*PROBLEM DETAILS:*
Across the listing below, count the lines that mention the string "from". Reply with the figure only.

*PROVIDED RECORDS:*
********

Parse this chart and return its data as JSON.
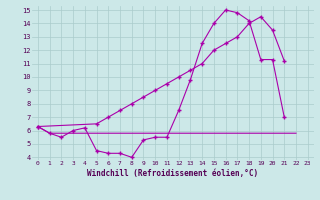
{
  "xlabel": "Windchill (Refroidissement éolien,°C)",
  "x_all": [
    0,
    1,
    2,
    3,
    4,
    5,
    6,
    7,
    8,
    9,
    10,
    11,
    12,
    13,
    14,
    15,
    16,
    17,
    18,
    19,
    20,
    21,
    22,
    23
  ],
  "line1_y": [
    6.3,
    5.8,
    5.5,
    6.0,
    6.2,
    4.5,
    4.3,
    4.3,
    4.0,
    5.3,
    5.5,
    5.5,
    7.5,
    9.8,
    12.5,
    14.0,
    15.0,
    14.8,
    14.2,
    11.3,
    11.3,
    7.0,
    null,
    null
  ],
  "line2_y": [
    6.3,
    null,
    null,
    null,
    null,
    6.5,
    7.0,
    7.5,
    8.0,
    8.5,
    9.0,
    9.5,
    10.0,
    10.5,
    11.0,
    12.0,
    12.5,
    13.0,
    14.0,
    14.5,
    13.5,
    11.2,
    null,
    null
  ],
  "line3_y": [
    6.3,
    5.8,
    5.8,
    5.8,
    5.8,
    5.8,
    5.8,
    5.8,
    5.8,
    5.8,
    5.8,
    5.8,
    5.8,
    5.8,
    5.8,
    5.8,
    5.8,
    5.8,
    5.8,
    5.8,
    5.8,
    5.8,
    5.8,
    null
  ],
  "bg_color": "#cce8e8",
  "grid_color": "#aacccc",
  "line_color": "#aa00aa",
  "xlim": [
    -0.5,
    23.5
  ],
  "ylim": [
    3.8,
    15.3
  ],
  "yticks": [
    4,
    5,
    6,
    7,
    8,
    9,
    10,
    11,
    12,
    13,
    14,
    15
  ],
  "xticks": [
    0,
    1,
    2,
    3,
    4,
    5,
    6,
    7,
    8,
    9,
    10,
    11,
    12,
    13,
    14,
    15,
    16,
    17,
    18,
    19,
    20,
    21,
    22,
    23
  ]
}
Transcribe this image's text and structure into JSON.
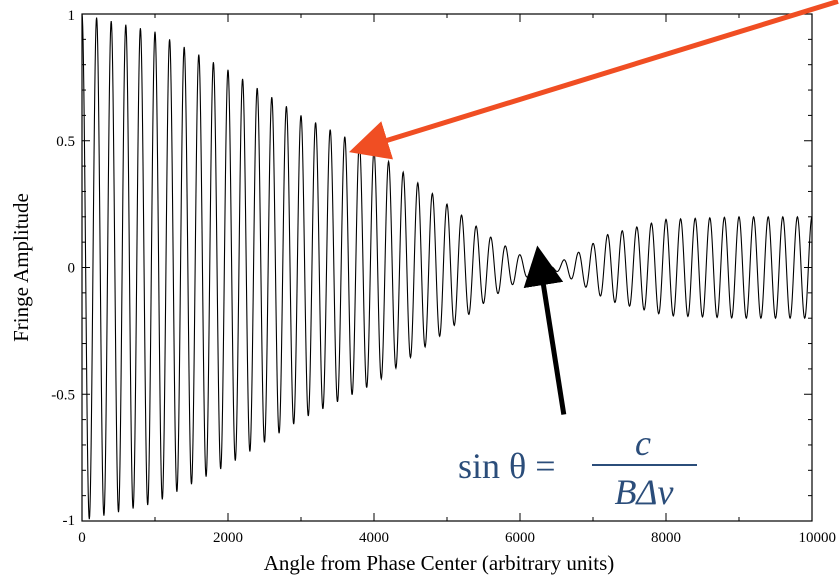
{
  "chart_data": {
    "type": "line",
    "title": "",
    "xlabel": "Angle from Phase Center (arbitrary units)",
    "ylabel": "Fringe Amplitude",
    "xlim": [
      0,
      10000
    ],
    "ylim": [
      -1,
      1
    ],
    "x_ticks": [
      {
        "value": 0,
        "label": "0"
      },
      {
        "value": 2000,
        "label": "2000"
      },
      {
        "value": 4000,
        "label": "4000"
      },
      {
        "value": 6000,
        "label": "6000"
      },
      {
        "value": 8000,
        "label": "8000"
      },
      {
        "value": 10000,
        "label": "10000"
      }
    ],
    "y_ticks": [
      {
        "value": -1,
        "label": "-1"
      },
      {
        "value": -0.5,
        "label": "-0.5"
      },
      {
        "value": 0,
        "label": "0"
      },
      {
        "value": 0.5,
        "label": "0.5"
      },
      {
        "value": 1,
        "label": "1"
      }
    ],
    "series": [
      {
        "fringe_period": 200,
        "first_null": 6400,
        "samples": 2000,
        "envelope": [
          {
            "x": 0,
            "y": 1.0
          },
          {
            "x": 1000,
            "y": 0.93
          },
          {
            "x": 2000,
            "y": 0.78
          },
          {
            "x": 3000,
            "y": 0.6
          },
          {
            "x": 4000,
            "y": 0.46
          },
          {
            "x": 5000,
            "y": 0.25
          },
          {
            "x": 5600,
            "y": 0.12
          },
          {
            "x": 6000,
            "y": 0.05
          },
          {
            "x": 6400,
            "y": 0.0
          },
          {
            "x": 6800,
            "y": 0.06
          },
          {
            "x": 7200,
            "y": 0.13
          },
          {
            "x": 8000,
            "y": 0.19
          },
          {
            "x": 9000,
            "y": 0.2
          },
          {
            "x": 10000,
            "y": 0.2
          }
        ],
        "color": "#000000"
      }
    ],
    "annotations": [
      {
        "kind": "arrow",
        "color": "#f04e23",
        "from": {
          "x": 12200,
          "y": 1.05
        },
        "to": {
          "x": 4050,
          "y": 0.49
        }
      },
      {
        "kind": "arrow",
        "color": "#000000",
        "from": {
          "x": 6600,
          "y": -0.58
        },
        "to": {
          "x": 6300,
          "y": -0.03
        }
      },
      {
        "kind": "formula",
        "color": "#2b4d7a",
        "lhs": "sin θ =",
        "numerator": "c",
        "denominator": "BΔν"
      }
    ],
    "grid": false,
    "legend": "none"
  }
}
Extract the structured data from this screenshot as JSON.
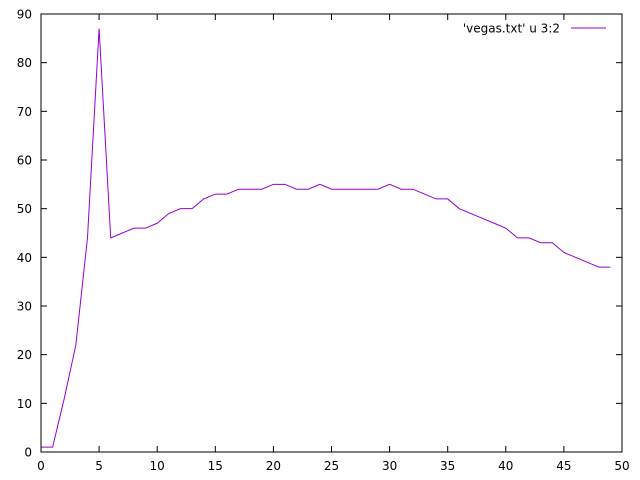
{
  "chart_data": {
    "type": "line",
    "title": "",
    "xlabel": "",
    "ylabel": "",
    "xlim": [
      0,
      50
    ],
    "ylim": [
      0,
      90
    ],
    "x_ticks": [
      0,
      5,
      10,
      15,
      20,
      25,
      30,
      35,
      40,
      45,
      50
    ],
    "y_ticks": [
      0,
      10,
      20,
      30,
      40,
      50,
      60,
      70,
      80,
      90
    ],
    "x_tick_labels": [
      "0",
      "5",
      "10",
      "15",
      "20",
      "25",
      "30",
      "35",
      "40",
      "45",
      "50"
    ],
    "y_tick_labels": [
      "0",
      "10",
      "20",
      "30",
      "40",
      "50",
      "60",
      "70",
      "80",
      "90"
    ],
    "grid": false,
    "legend_position": "top-right",
    "series": [
      {
        "name": "'vegas.txt' u 3:2",
        "color": "#9400d3",
        "x": [
          0,
          1,
          2,
          3,
          4,
          5,
          6,
          7,
          8,
          9,
          10,
          11,
          12,
          13,
          14,
          15,
          16,
          17,
          18,
          19,
          20,
          21,
          22,
          23,
          24,
          25,
          26,
          27,
          28,
          29,
          30,
          31,
          32,
          33,
          34,
          35,
          36,
          37,
          38,
          39,
          40,
          41,
          42,
          43,
          44,
          45,
          46,
          47,
          48,
          49
        ],
        "y": [
          1,
          1,
          11,
          22,
          44,
          87,
          44,
          45,
          46,
          46,
          47,
          49,
          50,
          50,
          52,
          53,
          53,
          54,
          54,
          54,
          55,
          55,
          54,
          54,
          55,
          54,
          54,
          54,
          54,
          54,
          55,
          54,
          54,
          53,
          52,
          52,
          50,
          49,
          48,
          47,
          46,
          44,
          44,
          43,
          43,
          41,
          40,
          39,
          38,
          38
        ]
      }
    ]
  }
}
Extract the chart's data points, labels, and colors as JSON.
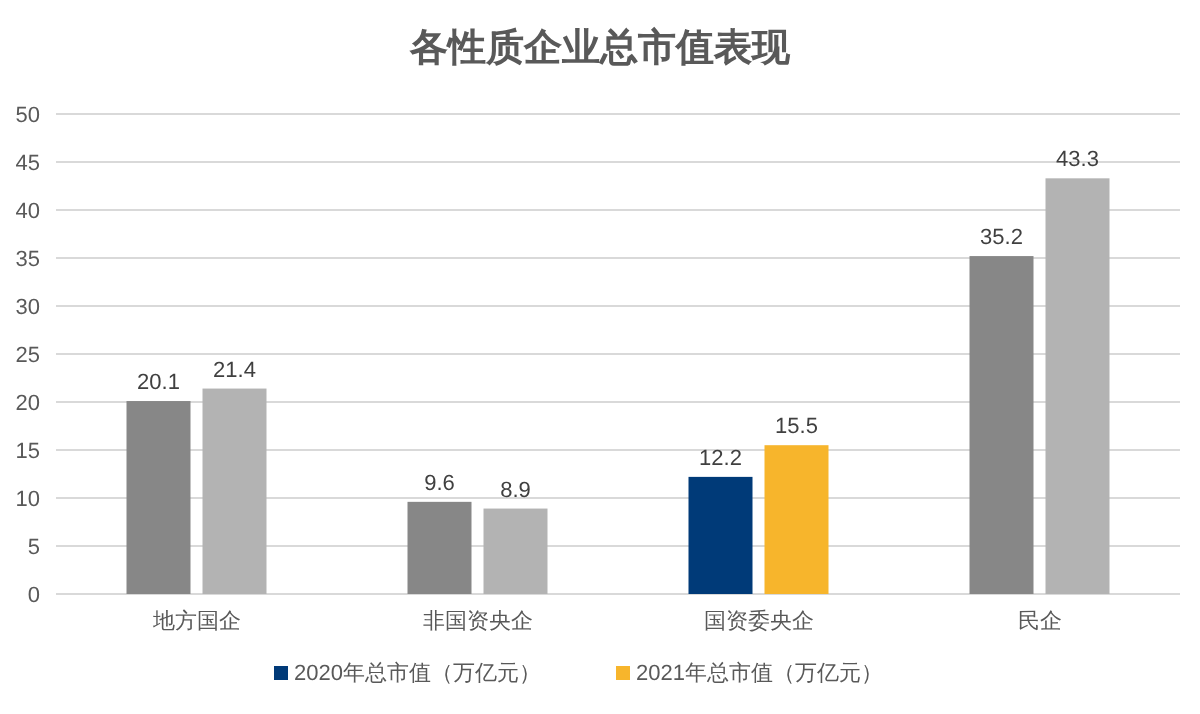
{
  "chart_data": {
    "type": "bar",
    "title": "各性质企业总市值表现",
    "categories": [
      "地方国企",
      "非国资央企",
      "国资委央企",
      "民企"
    ],
    "series": [
      {
        "name": "2020年总市值（万亿元）",
        "color": "#003a78",
        "values": [
          20.1,
          9.6,
          12.2,
          35.2
        ],
        "colors": [
          "#878787",
          "#878787",
          "#003a78",
          "#878787"
        ]
      },
      {
        "name": "2021年总市值（万亿元）",
        "color": "#f7b52c",
        "values": [
          21.4,
          8.9,
          15.5,
          43.3
        ],
        "colors": [
          "#b3b3b3",
          "#b3b3b3",
          "#f7b52c",
          "#b3b3b3"
        ]
      }
    ],
    "ylim": [
      0,
      50
    ],
    "yticks": [
      0,
      5,
      10,
      15,
      20,
      25,
      30,
      35,
      40,
      45,
      50
    ],
    "grid": "y",
    "legend": "bottom",
    "data_labels": true
  }
}
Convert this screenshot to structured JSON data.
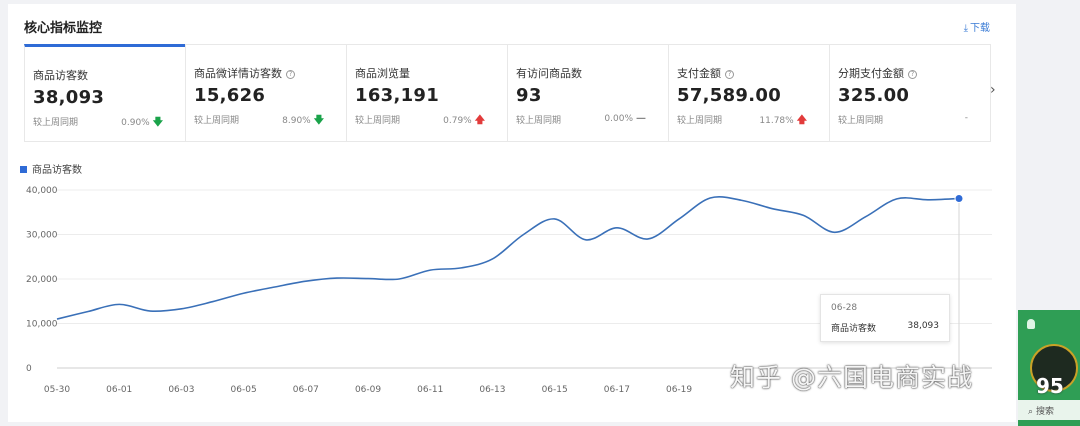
{
  "panel": {
    "title": "核心指标监控",
    "download_label": "下载"
  },
  "metrics": [
    {
      "label": "商品访客数",
      "value": "38,093",
      "compare_label": "较上周同期",
      "change": "0.90%",
      "direction": "down",
      "help": false
    },
    {
      "label": "商品微详情访客数",
      "value": "15,626",
      "compare_label": "较上周同期",
      "change": "8.90%",
      "direction": "down",
      "help": true
    },
    {
      "label": "商品浏览量",
      "value": "163,191",
      "compare_label": "较上周同期",
      "change": "0.79%",
      "direction": "up",
      "help": false
    },
    {
      "label": "有访问商品数",
      "value": "93",
      "compare_label": "较上周同期",
      "change": "0.00%",
      "direction": "flat",
      "help": false
    },
    {
      "label": "支付金额",
      "value": "57,589.00",
      "compare_label": "较上周同期",
      "change": "11.78%",
      "direction": "up",
      "help": true
    },
    {
      "label": "分期支付金额",
      "value": "325.00",
      "compare_label": "较上周同期",
      "change": "-",
      "direction": "none",
      "help": true
    }
  ],
  "colors": {
    "accent": "#2f6bd6",
    "line": "#3a70b8",
    "down": "#1aa34a",
    "up": "#e23b3b"
  },
  "chart_data": {
    "type": "line",
    "legend": "商品访客数",
    "x": [
      "05-30",
      "05-31",
      "06-01",
      "06-02",
      "06-03",
      "06-04",
      "06-05",
      "06-06",
      "06-07",
      "06-08",
      "06-09",
      "06-10",
      "06-11",
      "06-12",
      "06-13",
      "06-14",
      "06-15",
      "06-16",
      "06-17",
      "06-18",
      "06-19",
      "06-20",
      "06-21",
      "06-22",
      "06-23",
      "06-24",
      "06-25",
      "06-26",
      "06-27",
      "06-28"
    ],
    "x_tick_labels": [
      "05-30",
      "06-01",
      "06-03",
      "06-05",
      "06-07",
      "06-09",
      "06-11",
      "06-13",
      "06-15",
      "06-17",
      "06-19"
    ],
    "series": [
      {
        "name": "商品访客数",
        "values": [
          11000,
          12700,
          14300,
          12800,
          13300,
          14900,
          16800,
          18200,
          19500,
          20200,
          20100,
          20000,
          22000,
          22500,
          24500,
          30000,
          33500,
          28800,
          31500,
          29000,
          33500,
          38200,
          37700,
          35800,
          34300,
          30500,
          34000,
          38000,
          37800,
          38093
        ]
      }
    ],
    "ylim": [
      0,
      40000
    ],
    "y_ticks": [
      "0",
      "10,000",
      "20,000",
      "30,000",
      "40,000"
    ],
    "grid": true
  },
  "tooltip": {
    "date": "06-28",
    "label": "商品访客数",
    "value": "38,093"
  },
  "watermark": {
    "text": "知乎 @六国电商实战",
    "number": "95"
  },
  "side_widget": {
    "search_label": "搜索"
  }
}
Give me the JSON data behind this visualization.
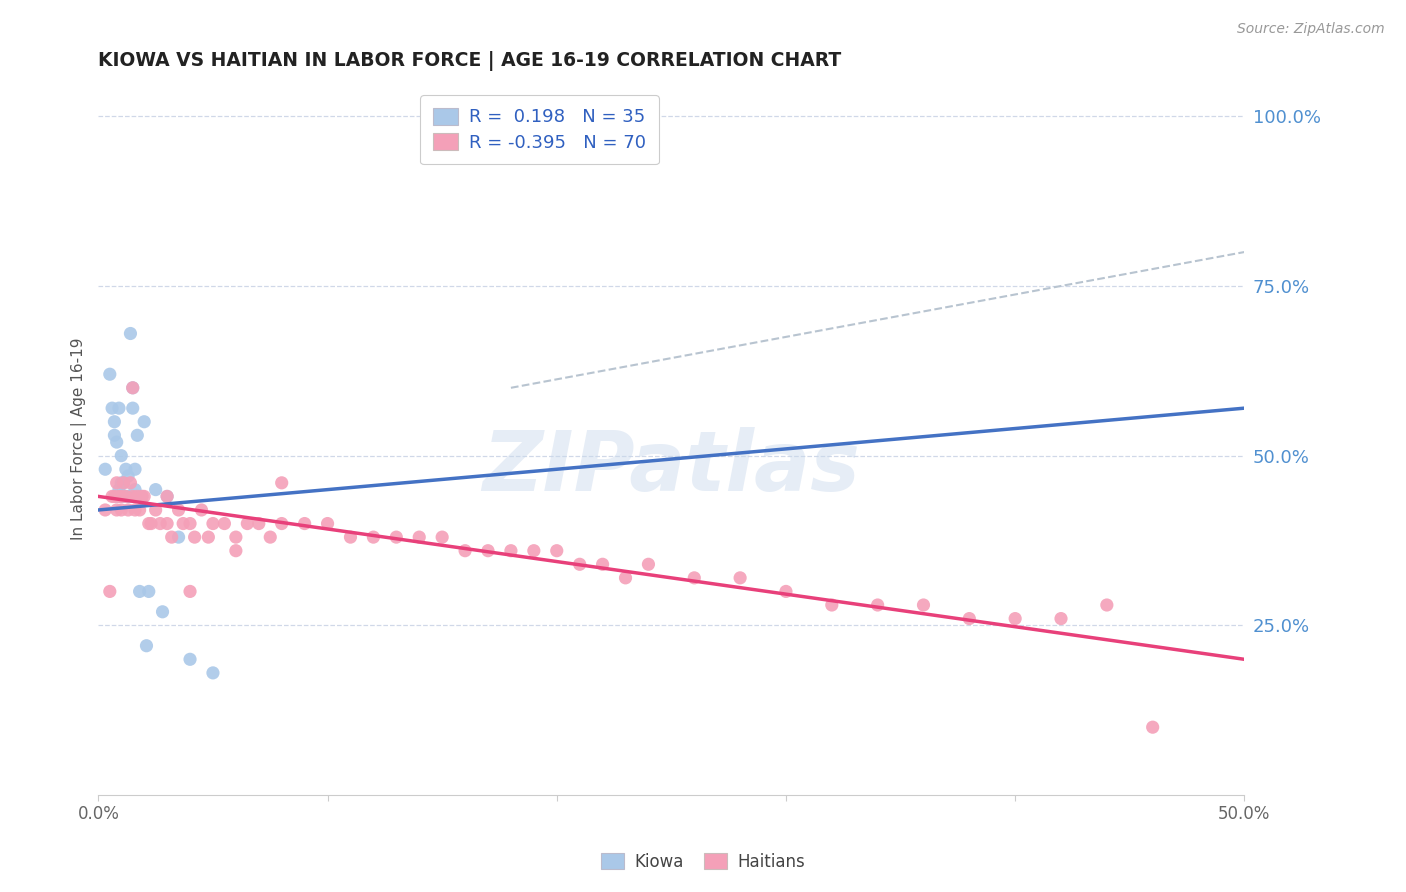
{
  "title": "KIOWA VS HAITIAN IN LABOR FORCE | AGE 16-19 CORRELATION CHART",
  "source": "Source: ZipAtlas.com",
  "ylabel": "In Labor Force | Age 16-19",
  "xlim": [
    0.0,
    0.5
  ],
  "ylim": [
    0.0,
    1.05
  ],
  "xtick_positions": [
    0.0,
    0.1,
    0.2,
    0.3,
    0.4,
    0.5
  ],
  "xtick_labels": [
    "0.0%",
    "",
    "",
    "",
    "",
    "50.0%"
  ],
  "ytick_vals_right": [
    1.0,
    0.75,
    0.5,
    0.25
  ],
  "ytick_labels_right": [
    "100.0%",
    "75.0%",
    "50.0%",
    "25.0%"
  ],
  "r_kiowa": 0.198,
  "n_kiowa": 35,
  "r_haitian": -0.395,
  "n_haitian": 70,
  "kiowa_color": "#aac8e8",
  "haitian_color": "#f4a0b8",
  "kiowa_line_color": "#4472c4",
  "haitian_line_color": "#e8407a",
  "diagonal_line_color": "#b8c4d0",
  "grid_color": "#d0d8e8",
  "right_label_color": "#5090d0",
  "legend_text_color": "#3060c0",
  "watermark": "ZIPatlas",
  "background_color": "#ffffff",
  "kiowa_x": [
    0.003,
    0.005,
    0.006,
    0.007,
    0.007,
    0.008,
    0.008,
    0.009,
    0.009,
    0.01,
    0.01,
    0.01,
    0.011,
    0.011,
    0.012,
    0.012,
    0.013,
    0.013,
    0.014,
    0.015,
    0.015,
    0.016,
    0.016,
    0.017,
    0.018,
    0.019,
    0.02,
    0.021,
    0.022,
    0.025,
    0.028,
    0.03,
    0.035,
    0.04,
    0.05
  ],
  "kiowa_y": [
    0.48,
    0.62,
    0.57,
    0.55,
    0.53,
    0.52,
    0.44,
    0.45,
    0.57,
    0.44,
    0.46,
    0.5,
    0.44,
    0.46,
    0.44,
    0.48,
    0.44,
    0.47,
    0.68,
    0.57,
    0.6,
    0.45,
    0.48,
    0.53,
    0.3,
    0.44,
    0.55,
    0.22,
    0.3,
    0.45,
    0.27,
    0.44,
    0.38,
    0.2,
    0.18
  ],
  "haitian_x": [
    0.003,
    0.005,
    0.006,
    0.007,
    0.008,
    0.008,
    0.009,
    0.01,
    0.01,
    0.011,
    0.012,
    0.013,
    0.014,
    0.015,
    0.015,
    0.016,
    0.017,
    0.018,
    0.019,
    0.02,
    0.022,
    0.023,
    0.025,
    0.027,
    0.03,
    0.03,
    0.032,
    0.035,
    0.037,
    0.04,
    0.042,
    0.045,
    0.048,
    0.05,
    0.055,
    0.06,
    0.065,
    0.07,
    0.075,
    0.08,
    0.09,
    0.1,
    0.11,
    0.12,
    0.13,
    0.14,
    0.15,
    0.16,
    0.17,
    0.18,
    0.19,
    0.2,
    0.21,
    0.22,
    0.23,
    0.24,
    0.26,
    0.28,
    0.3,
    0.32,
    0.34,
    0.36,
    0.38,
    0.4,
    0.42,
    0.44,
    0.46,
    0.04,
    0.06,
    0.08
  ],
  "haitian_y": [
    0.42,
    0.3,
    0.44,
    0.44,
    0.46,
    0.42,
    0.44,
    0.44,
    0.42,
    0.46,
    0.44,
    0.42,
    0.46,
    0.44,
    0.6,
    0.42,
    0.44,
    0.42,
    0.44,
    0.44,
    0.4,
    0.4,
    0.42,
    0.4,
    0.4,
    0.44,
    0.38,
    0.42,
    0.4,
    0.4,
    0.38,
    0.42,
    0.38,
    0.4,
    0.4,
    0.38,
    0.4,
    0.4,
    0.38,
    0.4,
    0.4,
    0.4,
    0.38,
    0.38,
    0.38,
    0.38,
    0.38,
    0.36,
    0.36,
    0.36,
    0.36,
    0.36,
    0.34,
    0.34,
    0.32,
    0.34,
    0.32,
    0.32,
    0.3,
    0.28,
    0.28,
    0.28,
    0.26,
    0.26,
    0.26,
    0.28,
    0.1,
    0.3,
    0.36,
    0.46
  ],
  "kiowa_line_x": [
    0.0,
    0.5
  ],
  "kiowa_line_y": [
    0.42,
    0.57
  ],
  "haitian_line_x": [
    0.0,
    0.5
  ],
  "haitian_line_y": [
    0.44,
    0.2
  ],
  "diag_line_x": [
    0.18,
    0.5
  ],
  "diag_line_y": [
    0.6,
    0.8
  ]
}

********

*OUTPUT FOR THIS EXERCISE:*
4